Required work ->
Look for "color" in each line of the entries, and return the matching lines.

═══ The data ═══

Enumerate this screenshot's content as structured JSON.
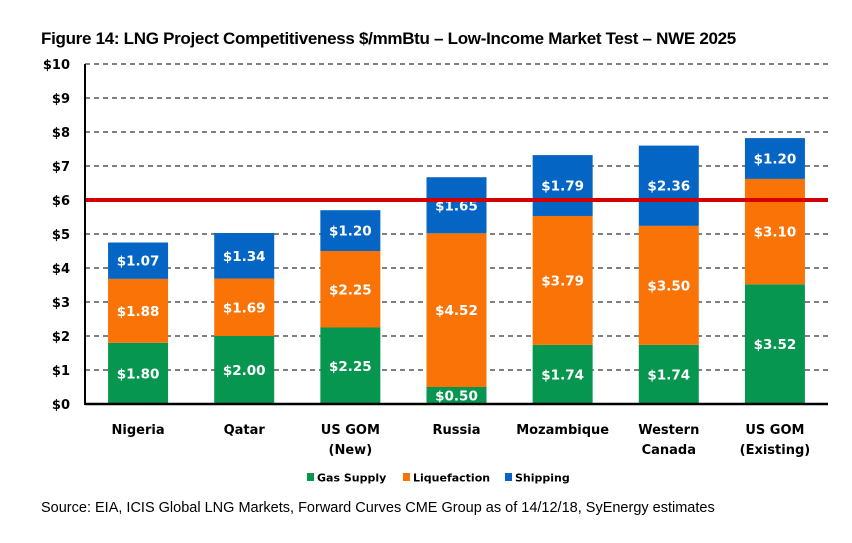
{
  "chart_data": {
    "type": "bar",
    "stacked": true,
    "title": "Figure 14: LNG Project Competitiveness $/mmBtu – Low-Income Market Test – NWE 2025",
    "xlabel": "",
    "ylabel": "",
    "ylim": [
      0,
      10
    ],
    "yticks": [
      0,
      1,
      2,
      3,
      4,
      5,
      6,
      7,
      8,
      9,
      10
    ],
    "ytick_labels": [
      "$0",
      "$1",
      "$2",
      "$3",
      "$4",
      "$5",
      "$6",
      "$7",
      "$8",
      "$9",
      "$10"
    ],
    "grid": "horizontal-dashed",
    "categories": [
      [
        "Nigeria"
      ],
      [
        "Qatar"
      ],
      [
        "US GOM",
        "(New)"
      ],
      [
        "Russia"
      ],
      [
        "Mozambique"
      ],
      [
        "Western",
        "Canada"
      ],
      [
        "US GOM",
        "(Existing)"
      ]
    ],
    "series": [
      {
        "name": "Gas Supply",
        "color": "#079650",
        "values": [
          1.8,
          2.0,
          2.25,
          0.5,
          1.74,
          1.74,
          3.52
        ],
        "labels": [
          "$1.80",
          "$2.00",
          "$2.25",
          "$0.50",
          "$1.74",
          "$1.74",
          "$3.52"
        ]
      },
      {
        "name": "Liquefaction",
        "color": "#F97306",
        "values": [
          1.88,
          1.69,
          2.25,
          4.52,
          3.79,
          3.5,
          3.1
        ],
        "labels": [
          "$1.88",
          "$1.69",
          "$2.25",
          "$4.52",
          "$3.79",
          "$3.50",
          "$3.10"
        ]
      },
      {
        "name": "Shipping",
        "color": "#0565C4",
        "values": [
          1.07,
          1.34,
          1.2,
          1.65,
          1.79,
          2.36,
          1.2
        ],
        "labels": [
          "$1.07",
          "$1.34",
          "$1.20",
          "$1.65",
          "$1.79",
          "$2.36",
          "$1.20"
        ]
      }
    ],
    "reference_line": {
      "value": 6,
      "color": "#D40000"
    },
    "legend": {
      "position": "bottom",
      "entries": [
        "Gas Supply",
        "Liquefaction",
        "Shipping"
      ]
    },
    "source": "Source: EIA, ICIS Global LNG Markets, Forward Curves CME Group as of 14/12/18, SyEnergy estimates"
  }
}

═══

Finished answer ->
        "color": "#079650",
        "color": "#F97306",
        "color": "#0565C4",
      "color": "#D40000"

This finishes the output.